REQUIREMENTS:
Word for word, give the material below again, minus any images.

-----

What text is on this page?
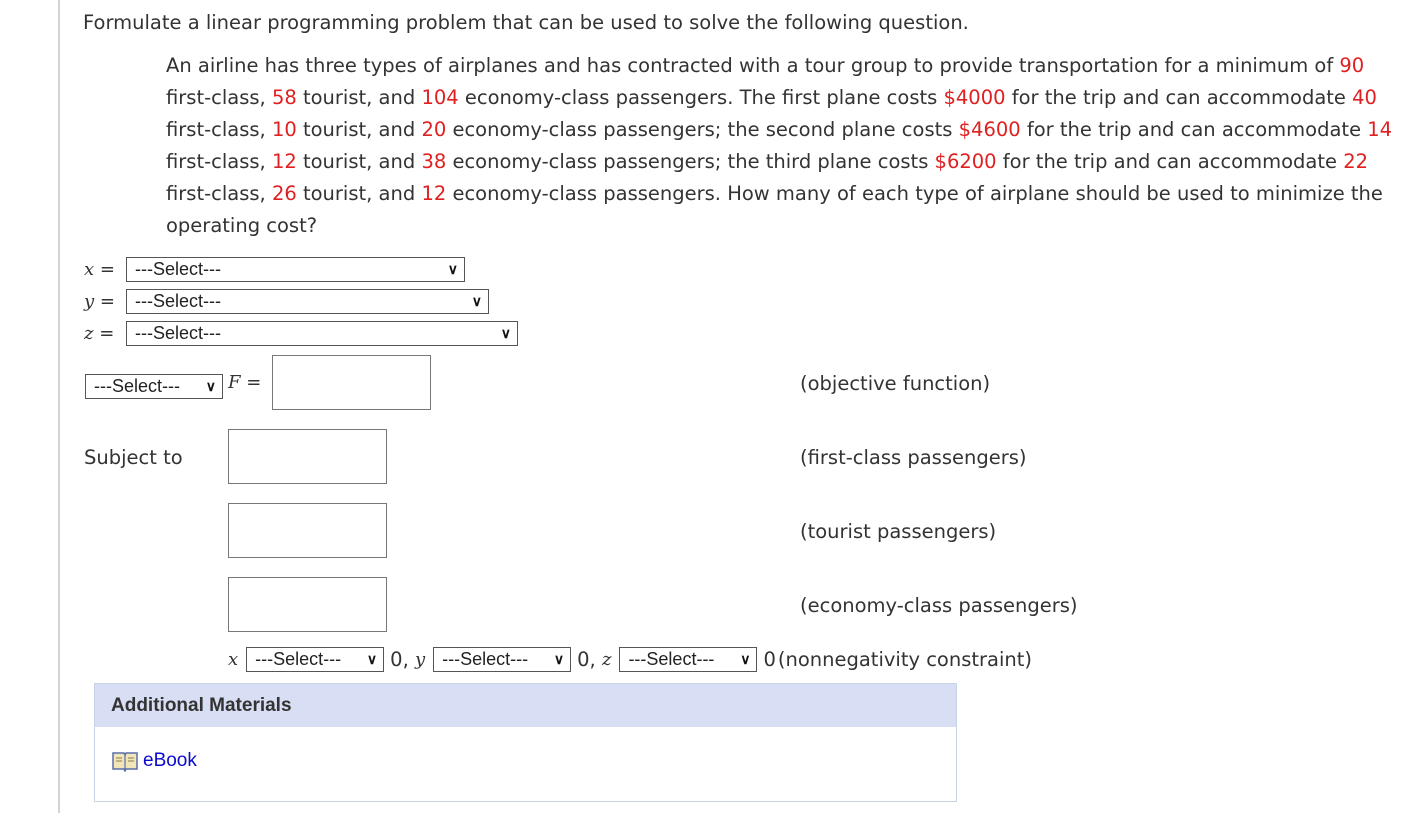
Formulate a linear programming problem that can be used to solve the following question.
An airline has three types of airplanes and has contracted with a tour group to provide transportation for a minimum of 90 first-class, 58 tourist, and 104 economy-class passengers. The first plane costs $4000 for the trip and can accommodate 40 first-class, 10 tourist, and 20 economy-class passengers; the second plane costs $4600 for the trip and can accommodate 14 first-class, 12 tourist, and 38 economy-class passengers; the third plane costs $6200 for the trip and can accommodate 22 first-class, 26 tourist, and 12 economy-class passengers. How many of each type of airplane should be used to minimize the operating cost?
x =	---Select---	∨
y =	---Select---	∨
z =	---Select---	∨
---Select--- ∨ F =	(objective function)
Subject to	(first-class passengers)
(tourist passengers)
(economy-class passengers)
x ---Select--- ∨ 0,
y ---Select--- ∨ 0,
z ---Select--- ∨ 0 (nonnegativity constraint)
Additional Materials
eBook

-----

FINAL RESULT:
What text is on this page?
Formulate a linear programming problem that can be used to solve the following question.
An airline has three types of airplanes and has contracted with a tour group to provide transportation for a minimum of 90 first-class, 58 tourist, and 104 economy-class passengers. The first plane costs $4000 for the trip and can accommodate 40 first-class, 10 tourist, and 20 economy-class passengers; the second plane costs $4600 for the trip and can accommodate 14 first-class, 12 tourist, and 38 economy-class passengers; the third plane costs $6200 for the trip and can accommodate 22 first-class, 26 tourist, and 12 economy-class passengers. How many of each type of airplane should be used to minimize the operating cost?
x =	---Select---	∨
y =	---Select---	∨
z =	---Select---	∨
---Select--- ∨ F =	(objective function)
Subject to	(first-class passengers)
(tourist passengers)
(economy-class passengers)
x ---Select--- ∨ 0,
y ---Select--- ∨ 0,
z ---Select--- ∨ 0 (nonnegativity constraint)
Additional Materials
eBook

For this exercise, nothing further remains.